-- Start DATASET RECORDS --
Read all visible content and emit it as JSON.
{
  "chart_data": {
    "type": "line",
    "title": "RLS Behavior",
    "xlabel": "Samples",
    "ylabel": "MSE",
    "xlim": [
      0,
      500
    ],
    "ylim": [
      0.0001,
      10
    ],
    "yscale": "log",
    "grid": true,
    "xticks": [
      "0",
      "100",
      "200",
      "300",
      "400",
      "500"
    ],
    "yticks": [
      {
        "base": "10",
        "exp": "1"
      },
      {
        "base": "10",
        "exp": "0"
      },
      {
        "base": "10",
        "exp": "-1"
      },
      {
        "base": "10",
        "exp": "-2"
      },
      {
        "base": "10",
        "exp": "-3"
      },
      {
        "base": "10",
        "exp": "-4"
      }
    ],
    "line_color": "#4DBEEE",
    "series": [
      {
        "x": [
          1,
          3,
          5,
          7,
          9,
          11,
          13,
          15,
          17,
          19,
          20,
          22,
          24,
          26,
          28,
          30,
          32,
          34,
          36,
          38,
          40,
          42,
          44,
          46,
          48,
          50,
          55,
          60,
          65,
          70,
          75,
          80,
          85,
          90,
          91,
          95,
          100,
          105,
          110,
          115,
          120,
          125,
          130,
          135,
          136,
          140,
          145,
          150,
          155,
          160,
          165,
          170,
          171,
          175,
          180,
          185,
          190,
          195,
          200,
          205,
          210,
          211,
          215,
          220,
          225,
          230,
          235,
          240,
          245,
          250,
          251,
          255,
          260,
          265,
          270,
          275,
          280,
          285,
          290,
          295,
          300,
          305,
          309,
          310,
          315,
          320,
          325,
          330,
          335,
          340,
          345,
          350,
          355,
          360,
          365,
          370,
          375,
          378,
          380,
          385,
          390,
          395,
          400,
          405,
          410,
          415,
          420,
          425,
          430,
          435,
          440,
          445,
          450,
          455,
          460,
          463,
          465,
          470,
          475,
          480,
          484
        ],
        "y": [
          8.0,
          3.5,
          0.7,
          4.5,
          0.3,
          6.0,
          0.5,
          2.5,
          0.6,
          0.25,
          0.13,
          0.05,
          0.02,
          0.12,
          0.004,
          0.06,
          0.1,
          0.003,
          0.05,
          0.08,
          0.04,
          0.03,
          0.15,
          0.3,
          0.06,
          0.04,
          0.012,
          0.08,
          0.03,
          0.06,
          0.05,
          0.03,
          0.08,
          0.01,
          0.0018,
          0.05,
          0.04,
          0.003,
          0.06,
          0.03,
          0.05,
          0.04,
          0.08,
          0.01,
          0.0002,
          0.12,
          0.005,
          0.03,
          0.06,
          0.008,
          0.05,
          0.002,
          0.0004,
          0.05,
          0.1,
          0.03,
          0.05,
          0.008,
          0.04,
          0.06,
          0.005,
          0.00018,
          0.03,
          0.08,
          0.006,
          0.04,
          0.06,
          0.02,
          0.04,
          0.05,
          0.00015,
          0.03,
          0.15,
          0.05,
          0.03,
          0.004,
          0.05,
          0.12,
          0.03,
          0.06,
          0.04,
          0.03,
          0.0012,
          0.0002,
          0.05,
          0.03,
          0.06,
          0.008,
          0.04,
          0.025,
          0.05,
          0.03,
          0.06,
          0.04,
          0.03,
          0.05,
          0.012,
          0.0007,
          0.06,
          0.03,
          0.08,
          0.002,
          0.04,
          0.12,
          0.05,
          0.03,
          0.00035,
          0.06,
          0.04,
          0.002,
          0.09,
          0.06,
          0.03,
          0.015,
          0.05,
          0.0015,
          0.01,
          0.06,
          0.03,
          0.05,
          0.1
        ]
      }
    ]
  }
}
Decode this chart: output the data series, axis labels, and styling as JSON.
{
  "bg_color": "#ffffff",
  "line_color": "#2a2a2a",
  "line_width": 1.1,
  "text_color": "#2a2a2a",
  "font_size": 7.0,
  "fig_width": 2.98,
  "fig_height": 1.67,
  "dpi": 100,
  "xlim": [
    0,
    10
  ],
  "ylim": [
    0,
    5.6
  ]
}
-- End DATASET RECORDS --
Give all the records again. Match them exactly.

Read all visible content and emit it as JSON.
{
  "chart_data": {
    "type": "line",
    "title": "RLS Behavior",
    "xlabel": "Samples",
    "ylabel": "MSE",
    "xlim": [
      0,
      500
    ],
    "ylim": [
      0.0001,
      10
    ],
    "yscale": "log",
    "grid": true,
    "xticks": [
      "0",
      "100",
      "200",
      "300",
      "400",
      "500"
    ],
    "yticks": [
      {
        "base": "10",
        "exp": "1"
      },
      {
        "base": "10",
        "exp": "0"
      },
      {
        "base": "10",
        "exp": "-1"
      },
      {
        "base": "10",
        "exp": "-2"
      },
      {
        "base": "10",
        "exp": "-3"
      },
      {
        "base": "10",
        "exp": "-4"
      }
    ],
    "line_color": "#4DBEEE",
    "series": [
      {
        "x": [
          1,
          3,
          5,
          7,
          9,
          11,
          13,
          15,
          17,
          19,
          20,
          22,
          24,
          26,
          28,
          30,
          32,
          34,
          36,
          38,
          40,
          42,
          44,
          46,
          48,
          50,
          55,
          60,
          65,
          70,
          75,
          80,
          85,
          90,
          91,
          95,
          100,
          105,
          110,
          115,
          120,
          125,
          130,
          135,
          136,
          140,
          145,
          150,
          155,
          160,
          165,
          170,
          171,
          175,
          180,
          185,
          190,
          195,
          200,
          205,
          210,
          211,
          215,
          220,
          225,
          230,
          235,
          240,
          245,
          250,
          251,
          255,
          260,
          265,
          270,
          275,
          280,
          285,
          290,
          295,
          300,
          305,
          309,
          310,
          315,
          320,
          325,
          330,
          335,
          340,
          345,
          350,
          355,
          360,
          365,
          370,
          375,
          378,
          380,
          385,
          390,
          395,
          400,
          405,
          410,
          415,
          420,
          425,
          430,
          435,
          440,
          445,
          450,
          455,
          460,
          463,
          465,
          470,
          475,
          480,
          484
        ],
        "y": [
          8.0,
          3.5,
          0.7,
          4.5,
          0.3,
          6.0,
          0.5,
          2.5,
          0.6,
          0.25,
          0.13,
          0.05,
          0.02,
          0.12,
          0.004,
          0.06,
          0.1,
          0.003,
          0.05,
          0.08,
          0.04,
          0.03,
          0.15,
          0.3,
          0.06,
          0.04,
          0.012,
          0.08,
          0.03,
          0.06,
          0.05,
          0.03,
          0.08,
          0.01,
          0.0018,
          0.05,
          0.04,
          0.003,
          0.06,
          0.03,
          0.05,
          0.04,
          0.08,
          0.01,
          0.0002,
          0.12,
          0.005,
          0.03,
          0.06,
          0.008,
          0.05,
          0.002,
          0.0004,
          0.05,
          0.1,
          0.03,
          0.05,
          0.008,
          0.04,
          0.06,
          0.005,
          0.00018,
          0.03,
          0.08,
          0.006,
          0.04,
          0.06,
          0.02,
          0.04,
          0.05,
          0.00015,
          0.03,
          0.15,
          0.05,
          0.03,
          0.004,
          0.05,
          0.12,
          0.03,
          0.06,
          0.04,
          0.03,
          0.0012,
          0.0002,
          0.05,
          0.03,
          0.06,
          0.008,
          0.04,
          0.025,
          0.05,
          0.03,
          0.06,
          0.04,
          0.03,
          0.05,
          0.012,
          0.0007,
          0.06,
          0.03,
          0.08,
          0.002,
          0.04,
          0.12,
          0.05,
          0.03,
          0.00035,
          0.06,
          0.04,
          0.002,
          0.09,
          0.06,
          0.03,
          0.015,
          0.05,
          0.0015,
          0.01,
          0.06,
          0.03,
          0.05,
          0.1
        ]
      }
    ]
  }
}
Decode this chart: output the data series, axis labels, and styling as JSON.
{
  "bg_color": "#ffffff",
  "line_color": "#2a2a2a",
  "line_width": 1.1,
  "text_color": "#2a2a2a",
  "font_size": 7.0,
  "fig_width": 2.98,
  "fig_height": 1.67,
  "dpi": 100,
  "xlim": [
    0,
    10
  ],
  "ylim": [
    0,
    5.6
  ]
}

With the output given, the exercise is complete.